All this not only put the song into much wider circulation, but also cemented its association with Robert Burns who is typically identified unproblematically as the author in the accompanying material. Sometimes this has been assisted by (unsupported) anecdotal claims that Burns wrote the song after seeing a slave ship in Dundee – a story heard by Sheena Wellington and printed in the sleeve notes to the live album on which her recorded version appears.29

Return to Source: The New Oxford Burns

By the first decade of this century, ‘The Slave’s Lament’ was pretty well established as a Burns song. Scholars would occasionally warn that the evidence of authorship was by no means settled, but their voices were seldom heard.

And now, with the new edition of the Scots Musical Museum, forming Volumes II and III of the recent Oxford Edition of the Works of Robert Burns (2018) perhaps they may be definitively silenced. For this edition Murray Pittock adopted an eight-fold system of classification (I to VIII) in an attempt to establish the degree to which Burns was involved as author and editor of each song. ‘The Slave’s Lament’ he assigns to ‘Category I [‘A song wholly by Burns, with no prior antecedents identified, or suspected’)] or Category III [‘A song significantly by Burns, with only isolated lines or a combination of phrases, subject matter, and tune evident from earlier evidence’’]’.30

That ‘Category I’ is considered a possibility is curious given that most of the editorial note that ends with this categorisation is concerned precisely with ‘prior antecedents’ of the song. As indeed Pittock (and the editors before him) does with most of the songs in the Museum, demonstrating that they did not spontaneously erupt from the imagination of the poet but were born of protracted immersion in the song culture of the eighteenth century, both in print (studying chapbooks, broadsides and bound collections) and orally (learning songs and tunes he heard sung and played by people he knew or met, either close to home or on his travels round the country).

In the case of ‘The Slave’s Lament’ the earliest attempt to identify an antecedent was by Charles Kirkpatrick Sharpe in the 1839 edition of the Museum where he writes: ‘I believe that Burns took the idea of his verses from “the Betrayed Maid,” a ballad formerly much hawked about in Scotland’, which he transcribes ‘from the stall copy’.31 A few decades later, the editors of The Poetry of Robert Burns (1897) added: ‘But Sharpe had no direct proof that this “stall copy” was older than the Burns. It may be that older it is, and that Burns used it; but the original is certainly a blackletter broadside, The Trappan’d Maiden, or The Distressed Damsel’.32 That this was an important source for ‘The Slave’s Lament’ would seem to be confirmed by both Dick (1903) and Kinsley (1968) and in the new Oxford Edition Pittock finds it a ‘plausible’ claim.33

’The Trappan’d Maiden’ – facsimiles of copies dating from the late seventeenth / early eighteenth century may be viewed in the English Broadside Ballad Archive and the Bodleian Library’s Broadside Ballads Online – runs to sixteen verses and begins:

Give ear unto a Maid,
That lately was betray’d,
And sent into Virginny O:
In brief I shall declare,

When that I was weary,
Weary, weary, weary, O.

EXTRACTED INFORMATION:
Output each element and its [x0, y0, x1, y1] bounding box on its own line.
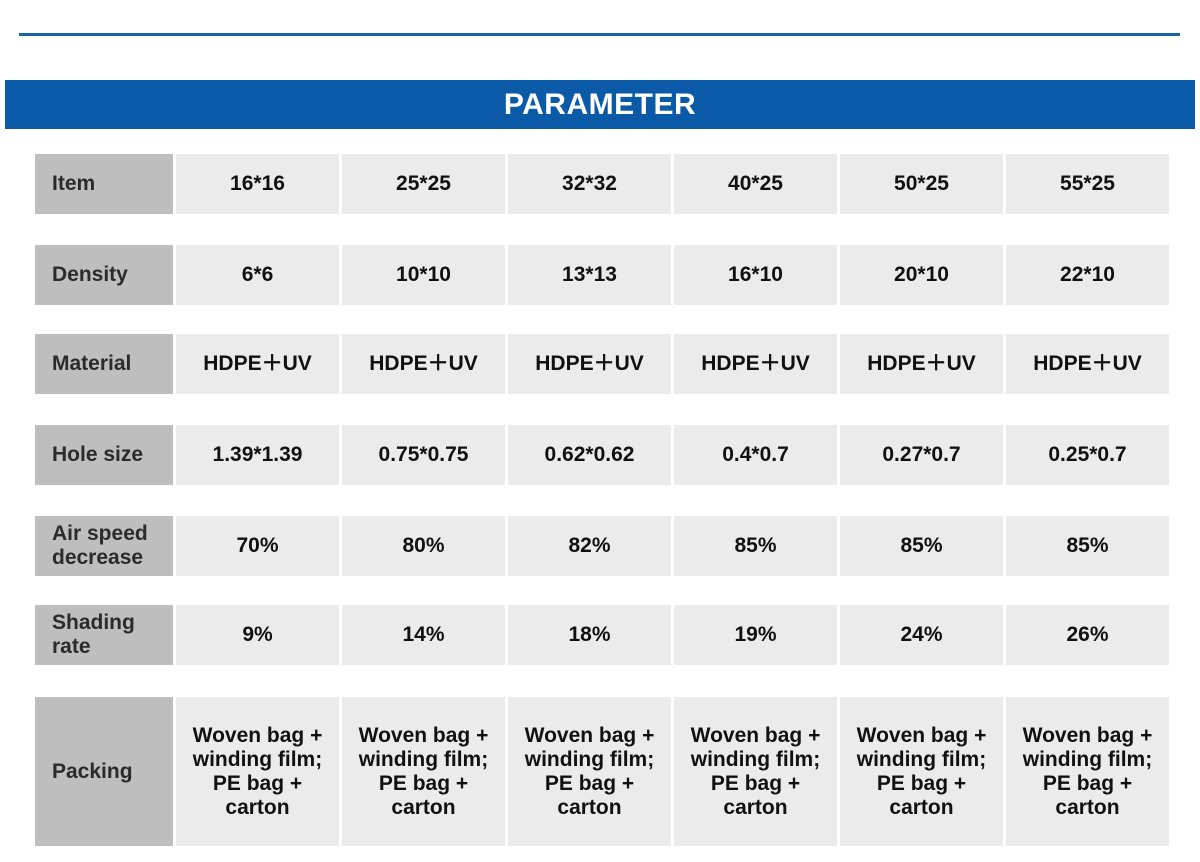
value-cell: 10*10 — [342, 245, 505, 305]
row-label-shading-rate: Shading rate — [35, 605, 173, 665]
top-divider — [19, 33, 1180, 36]
value-cell: 9% — [176, 605, 339, 665]
value-cell: 85% — [840, 516, 1003, 576]
value-cell: 24% — [840, 605, 1003, 665]
value-cell: Woven bag + winding film; PE bag + carto… — [176, 697, 339, 846]
row-label-density: Density — [35, 245, 173, 305]
value-cell: HDPE＋UV — [176, 334, 339, 394]
value-cell: 19% — [674, 605, 837, 665]
value-cell: 1.39*1.39 — [176, 425, 339, 485]
value-cell: 6*6 — [176, 245, 339, 305]
param-row-material: Material HDPE＋UV HDPE＋UV HDPE＋UV HDPE＋UV… — [35, 334, 1169, 394]
row-label-hole-size: Hole size — [35, 425, 173, 485]
value-cell: Woven bag + winding film; PE bag + carto… — [508, 697, 671, 846]
param-row-air-speed: Air speed decrease 70% 80% 82% 85% 85% 8… — [35, 516, 1169, 576]
value-cell: Woven bag + winding film; PE bag + carto… — [1006, 697, 1169, 846]
page-title: PARAMETER — [503, 87, 697, 121]
value-cell: 18% — [508, 605, 671, 665]
param-row-hole-size: Hole size 1.39*1.39 0.75*0.75 0.62*0.62 … — [35, 425, 1169, 485]
value-cell: 0.4*0.7 — [674, 425, 837, 485]
value-cell: 14% — [342, 605, 505, 665]
value-cell: HDPE＋UV — [1006, 334, 1169, 394]
value-cell: 85% — [1006, 516, 1169, 576]
value-cell: Woven bag + winding film; PE bag + carto… — [674, 697, 837, 846]
value-cell: HDPE＋UV — [342, 334, 505, 394]
param-row-item: Item 16*16 25*25 32*32 40*25 50*25 55*25 — [35, 154, 1169, 214]
value-cell: 85% — [674, 516, 837, 576]
value-cell: Woven bag + winding film; PE bag + carto… — [840, 697, 1003, 846]
value-cell: 26% — [1006, 605, 1169, 665]
param-row-packing: Packing Woven bag + winding film; PE bag… — [35, 697, 1169, 846]
row-label-item: Item — [35, 154, 173, 214]
value-cell: 0.62*0.62 — [508, 425, 671, 485]
value-cell: 80% — [342, 516, 505, 576]
value-cell: 0.27*0.7 — [840, 425, 1003, 485]
value-cell: 20*10 — [840, 245, 1003, 305]
value-cell: HDPE＋UV — [674, 334, 837, 394]
title-banner: PARAMETER — [5, 80, 1195, 129]
value-cell: 82% — [508, 516, 671, 576]
value-cell: Woven bag + winding film; PE bag + carto… — [342, 697, 505, 846]
row-label-air-speed: Air speed decrease — [35, 516, 173, 576]
value-cell: 16*10 — [674, 245, 837, 305]
value-cell: 16*16 — [176, 154, 339, 214]
row-label-packing: Packing — [35, 697, 173, 846]
param-row-shading-rate: Shading rate 9% 14% 18% 19% 24% 26% — [35, 605, 1169, 665]
row-label-material: Material — [35, 334, 173, 394]
value-cell: 50*25 — [840, 154, 1003, 214]
param-row-density: Density 6*6 10*10 13*13 16*10 20*10 22*1… — [35, 245, 1169, 305]
value-cell: 55*25 — [1006, 154, 1169, 214]
value-cell: 22*10 — [1006, 245, 1169, 305]
value-cell: 40*25 — [674, 154, 837, 214]
value-cell: 70% — [176, 516, 339, 576]
value-cell: 0.75*0.75 — [342, 425, 505, 485]
value-cell: HDPE＋UV — [840, 334, 1003, 394]
value-cell: 13*13 — [508, 245, 671, 305]
value-cell: HDPE＋UV — [508, 334, 671, 394]
value-cell: 32*32 — [508, 154, 671, 214]
value-cell: 25*25 — [342, 154, 505, 214]
value-cell: 0.25*0.7 — [1006, 425, 1169, 485]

PROBLEM DETAILS:
Answer these questions from the passage on 'The Slave's Lament':
1. In what year was the Oxford Edition of the Works of Robert Burns published?
2. Who made the earliest attempt to identify an antecedent of the song, and in which edition of the Museum?
3. How many verses does 'The Trappan'd Maiden' run to?

SOLUTION TO THIS TASK:
1. 2018
2. Charles Kirkpatrick Sharpe, in the 1839 edition of the Museum
3. Sixteen